=== Input records ===

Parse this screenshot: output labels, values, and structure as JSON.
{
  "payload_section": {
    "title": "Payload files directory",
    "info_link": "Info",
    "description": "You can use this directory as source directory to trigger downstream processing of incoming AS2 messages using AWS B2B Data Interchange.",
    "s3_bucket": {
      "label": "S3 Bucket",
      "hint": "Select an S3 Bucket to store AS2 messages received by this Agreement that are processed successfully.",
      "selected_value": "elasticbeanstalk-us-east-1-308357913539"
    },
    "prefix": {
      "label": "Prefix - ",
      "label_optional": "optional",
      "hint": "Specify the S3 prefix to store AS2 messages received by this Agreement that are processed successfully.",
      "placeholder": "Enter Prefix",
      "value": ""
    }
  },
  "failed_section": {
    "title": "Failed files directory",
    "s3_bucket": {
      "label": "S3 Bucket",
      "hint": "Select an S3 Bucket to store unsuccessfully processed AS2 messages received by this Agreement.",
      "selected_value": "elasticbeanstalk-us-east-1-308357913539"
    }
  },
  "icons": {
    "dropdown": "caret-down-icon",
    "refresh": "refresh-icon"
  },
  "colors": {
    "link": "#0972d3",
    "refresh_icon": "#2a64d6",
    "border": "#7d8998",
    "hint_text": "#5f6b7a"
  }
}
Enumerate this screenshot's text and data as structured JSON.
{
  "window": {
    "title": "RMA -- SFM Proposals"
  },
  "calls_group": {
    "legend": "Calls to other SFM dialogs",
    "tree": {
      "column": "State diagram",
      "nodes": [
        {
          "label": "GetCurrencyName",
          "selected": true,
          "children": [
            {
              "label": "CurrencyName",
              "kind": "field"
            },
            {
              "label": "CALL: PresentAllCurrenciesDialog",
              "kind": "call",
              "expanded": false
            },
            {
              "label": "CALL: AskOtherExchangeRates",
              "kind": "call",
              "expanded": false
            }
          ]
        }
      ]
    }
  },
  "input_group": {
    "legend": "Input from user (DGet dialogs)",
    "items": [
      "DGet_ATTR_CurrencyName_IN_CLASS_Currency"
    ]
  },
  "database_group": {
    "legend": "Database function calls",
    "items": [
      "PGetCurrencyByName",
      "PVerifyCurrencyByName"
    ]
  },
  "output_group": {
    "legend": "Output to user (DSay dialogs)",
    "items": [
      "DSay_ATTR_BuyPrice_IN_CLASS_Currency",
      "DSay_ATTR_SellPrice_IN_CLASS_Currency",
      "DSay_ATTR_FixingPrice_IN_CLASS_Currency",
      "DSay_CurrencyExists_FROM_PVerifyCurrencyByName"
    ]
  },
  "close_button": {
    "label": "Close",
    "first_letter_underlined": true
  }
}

===

* _What needs to be done_
Set every line of the listing down word for word.

* _Expected output_
Parse this screenshot: output labels, values, and structure as JSON.
{
  "payload_section": {
    "title": "Payload files directory",
    "info_link": "Info",
    "description": "You can use this directory as source directory to trigger downstream processing of incoming AS2 messages using AWS B2B Data Interchange.",
    "s3_bucket": {
      "label": "S3 Bucket",
      "hint": "Select an S3 Bucket to store AS2 messages received by this Agreement that are processed successfully.",
      "selected_value": "elasticbeanstalk-us-east-1-308357913539"
    },
    "prefix": {
      "label": "Prefix - ",
      "label_optional": "optional",
      "hint": "Specify the S3 prefix to store AS2 messages received by this Agreement that are processed successfully.",
      "placeholder": "Enter Prefix",
      "value": ""
    }
  },
  "failed_section": {
    "title": "Failed files directory",
    "s3_bucket": {
      "label": "S3 Bucket",
      "hint": "Select an S3 Bucket to store unsuccessfully processed AS2 messages received by this Agreement.",
      "selected_value": "elasticbeanstalk-us-east-1-308357913539"
    }
  },
  "icons": {
    "dropdown": "caret-down-icon",
    "refresh": "refresh-icon"
  },
  "colors": {
    "link": "#0972d3",
    "refresh_icon": "#2a64d6",
    "border": "#7d8998",
    "hint_text": "#5f6b7a"
  }
}
Enumerate this screenshot's text and data as structured JSON.
{
  "window": {
    "title": "RMA -- SFM Proposals"
  },
  "calls_group": {
    "legend": "Calls to other SFM dialogs",
    "tree": {
      "column": "State diagram",
      "nodes": [
        {
          "label": "GetCurrencyName",
          "selected": true,
          "children": [
            {
              "label": "CurrencyName",
              "kind": "field"
            },
            {
              "label": "CALL: PresentAllCurrenciesDialog",
              "kind": "call",
              "expanded": false
            },
            {
              "label": "CALL: AskOtherExchangeRates",
              "kind": "call",
              "expanded": false
            }
          ]
        }
      ]
    }
  },
  "input_group": {
    "legend": "Input from user (DGet dialogs)",
    "items": [
      "DGet_ATTR_CurrencyName_IN_CLASS_Currency"
    ]
  },
  "database_group": {
    "legend": "Database function calls",
    "items": [
      "PGetCurrencyByName",
      "PVerifyCurrencyByName"
    ]
  },
  "output_group": {
    "legend": "Output to user (DSay dialogs)",
    "items": [
      "DSay_ATTR_BuyPrice_IN_CLASS_Currency",
      "DSay_ATTR_SellPrice_IN_CLASS_Currency",
      "DSay_ATTR_FixingPrice_IN_CLASS_Currency",
      "DSay_CurrencyExists_FROM_PVerifyCurrencyByName"
    ]
  },
  "close_button": {
    "label": "Close",
    "first_letter_underlined": true
  }
}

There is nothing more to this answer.